— Start of STORED ROWS —

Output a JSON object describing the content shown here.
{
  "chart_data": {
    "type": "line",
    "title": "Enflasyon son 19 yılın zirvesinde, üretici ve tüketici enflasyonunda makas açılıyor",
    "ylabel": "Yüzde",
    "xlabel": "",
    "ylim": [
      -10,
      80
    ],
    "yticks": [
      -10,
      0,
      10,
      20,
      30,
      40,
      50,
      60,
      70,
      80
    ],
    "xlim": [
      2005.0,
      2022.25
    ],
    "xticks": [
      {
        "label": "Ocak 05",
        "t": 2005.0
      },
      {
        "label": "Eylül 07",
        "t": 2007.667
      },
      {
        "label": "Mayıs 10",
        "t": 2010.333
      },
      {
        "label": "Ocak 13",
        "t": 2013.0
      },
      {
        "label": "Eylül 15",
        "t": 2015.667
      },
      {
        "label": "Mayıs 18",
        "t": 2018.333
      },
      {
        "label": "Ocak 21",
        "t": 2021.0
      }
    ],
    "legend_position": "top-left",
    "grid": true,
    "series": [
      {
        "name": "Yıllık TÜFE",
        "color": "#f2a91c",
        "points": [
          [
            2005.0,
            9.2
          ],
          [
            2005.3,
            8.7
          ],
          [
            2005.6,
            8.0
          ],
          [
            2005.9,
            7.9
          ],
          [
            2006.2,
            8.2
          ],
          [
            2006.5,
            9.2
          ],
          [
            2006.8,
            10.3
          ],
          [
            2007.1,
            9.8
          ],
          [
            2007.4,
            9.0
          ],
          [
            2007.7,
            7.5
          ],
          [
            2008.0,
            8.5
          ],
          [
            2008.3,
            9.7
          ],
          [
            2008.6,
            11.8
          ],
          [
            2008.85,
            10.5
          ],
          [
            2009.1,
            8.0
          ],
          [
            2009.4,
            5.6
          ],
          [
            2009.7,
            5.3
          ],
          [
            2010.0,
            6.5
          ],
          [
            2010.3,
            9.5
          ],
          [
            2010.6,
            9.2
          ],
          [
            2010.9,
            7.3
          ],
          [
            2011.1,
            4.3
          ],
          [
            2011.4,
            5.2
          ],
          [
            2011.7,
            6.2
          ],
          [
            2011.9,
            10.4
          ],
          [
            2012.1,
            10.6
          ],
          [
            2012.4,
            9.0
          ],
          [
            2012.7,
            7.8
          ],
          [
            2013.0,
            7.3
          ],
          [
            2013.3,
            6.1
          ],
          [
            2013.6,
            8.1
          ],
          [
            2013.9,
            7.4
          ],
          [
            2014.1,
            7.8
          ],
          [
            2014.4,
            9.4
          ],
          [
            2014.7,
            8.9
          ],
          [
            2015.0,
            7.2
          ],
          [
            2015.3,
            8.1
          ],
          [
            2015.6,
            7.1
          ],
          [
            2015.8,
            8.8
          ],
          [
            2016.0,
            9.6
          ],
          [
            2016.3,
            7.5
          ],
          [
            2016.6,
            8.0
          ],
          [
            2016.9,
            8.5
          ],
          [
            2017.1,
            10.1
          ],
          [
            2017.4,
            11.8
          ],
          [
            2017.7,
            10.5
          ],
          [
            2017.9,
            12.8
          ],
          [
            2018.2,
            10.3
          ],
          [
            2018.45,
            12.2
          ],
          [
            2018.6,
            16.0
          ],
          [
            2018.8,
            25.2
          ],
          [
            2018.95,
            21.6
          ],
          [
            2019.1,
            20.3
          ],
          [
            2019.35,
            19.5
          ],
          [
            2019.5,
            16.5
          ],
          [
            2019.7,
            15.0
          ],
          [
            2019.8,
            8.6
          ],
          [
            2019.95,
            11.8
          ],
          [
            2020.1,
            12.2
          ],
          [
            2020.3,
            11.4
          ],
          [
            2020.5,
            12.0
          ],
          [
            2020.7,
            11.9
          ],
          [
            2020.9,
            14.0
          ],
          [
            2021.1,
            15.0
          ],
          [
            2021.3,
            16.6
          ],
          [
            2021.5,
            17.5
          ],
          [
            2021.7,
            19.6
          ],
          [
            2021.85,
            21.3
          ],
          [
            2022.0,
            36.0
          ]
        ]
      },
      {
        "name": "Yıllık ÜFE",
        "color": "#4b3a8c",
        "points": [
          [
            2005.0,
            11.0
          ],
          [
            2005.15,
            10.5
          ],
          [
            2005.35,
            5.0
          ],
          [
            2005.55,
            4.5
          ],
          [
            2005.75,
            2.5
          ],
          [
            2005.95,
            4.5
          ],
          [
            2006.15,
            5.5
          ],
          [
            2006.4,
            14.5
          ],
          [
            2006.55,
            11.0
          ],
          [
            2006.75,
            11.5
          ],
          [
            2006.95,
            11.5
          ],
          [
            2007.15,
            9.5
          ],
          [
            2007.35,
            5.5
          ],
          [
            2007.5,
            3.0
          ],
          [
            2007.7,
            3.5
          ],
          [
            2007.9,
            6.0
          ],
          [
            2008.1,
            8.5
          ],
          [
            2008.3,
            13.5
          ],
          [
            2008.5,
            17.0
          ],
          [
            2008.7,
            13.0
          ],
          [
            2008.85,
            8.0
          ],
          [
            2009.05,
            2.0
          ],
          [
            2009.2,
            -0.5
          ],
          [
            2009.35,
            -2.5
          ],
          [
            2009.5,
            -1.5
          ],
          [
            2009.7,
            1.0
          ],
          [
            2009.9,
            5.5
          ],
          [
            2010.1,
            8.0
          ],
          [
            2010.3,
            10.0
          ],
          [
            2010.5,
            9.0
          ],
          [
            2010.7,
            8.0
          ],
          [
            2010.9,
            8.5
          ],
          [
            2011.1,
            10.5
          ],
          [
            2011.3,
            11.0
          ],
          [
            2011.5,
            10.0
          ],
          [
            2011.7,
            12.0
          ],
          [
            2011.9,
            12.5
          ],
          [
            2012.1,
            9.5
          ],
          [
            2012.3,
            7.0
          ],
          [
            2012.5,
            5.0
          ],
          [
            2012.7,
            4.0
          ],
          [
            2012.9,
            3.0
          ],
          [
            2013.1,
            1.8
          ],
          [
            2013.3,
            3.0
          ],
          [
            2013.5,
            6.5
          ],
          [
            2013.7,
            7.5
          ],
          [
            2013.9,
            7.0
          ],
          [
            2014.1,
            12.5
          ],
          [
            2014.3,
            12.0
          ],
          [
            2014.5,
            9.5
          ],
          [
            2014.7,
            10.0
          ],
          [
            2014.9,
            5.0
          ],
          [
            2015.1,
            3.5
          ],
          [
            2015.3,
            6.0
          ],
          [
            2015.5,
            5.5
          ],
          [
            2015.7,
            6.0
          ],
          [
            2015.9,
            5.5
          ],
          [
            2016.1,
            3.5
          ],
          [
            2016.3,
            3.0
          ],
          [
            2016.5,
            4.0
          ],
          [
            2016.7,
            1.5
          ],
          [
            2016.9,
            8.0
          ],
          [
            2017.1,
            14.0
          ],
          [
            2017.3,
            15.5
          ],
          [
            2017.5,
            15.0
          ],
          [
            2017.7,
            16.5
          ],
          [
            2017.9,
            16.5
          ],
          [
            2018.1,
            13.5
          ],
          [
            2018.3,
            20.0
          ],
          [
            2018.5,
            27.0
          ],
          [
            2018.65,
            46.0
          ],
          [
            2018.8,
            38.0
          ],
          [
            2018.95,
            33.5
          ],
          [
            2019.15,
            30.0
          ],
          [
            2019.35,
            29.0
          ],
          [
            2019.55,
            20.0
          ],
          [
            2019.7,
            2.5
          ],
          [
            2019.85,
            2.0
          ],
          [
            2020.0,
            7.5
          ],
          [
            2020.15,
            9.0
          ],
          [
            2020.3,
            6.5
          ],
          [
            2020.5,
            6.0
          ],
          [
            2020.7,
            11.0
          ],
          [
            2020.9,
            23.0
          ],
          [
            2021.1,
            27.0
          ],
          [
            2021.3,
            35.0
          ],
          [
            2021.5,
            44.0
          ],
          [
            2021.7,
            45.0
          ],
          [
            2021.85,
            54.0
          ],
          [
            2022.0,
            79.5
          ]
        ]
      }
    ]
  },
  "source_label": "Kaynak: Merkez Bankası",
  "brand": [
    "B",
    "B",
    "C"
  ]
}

— End of STORED ROWS —

Look through the entries above; copy every line holding the string "Ocak".

RESULT BELOW
        "label": "Ocak 05",
        "label": "Ocak 13",
        "label": "Ocak 21",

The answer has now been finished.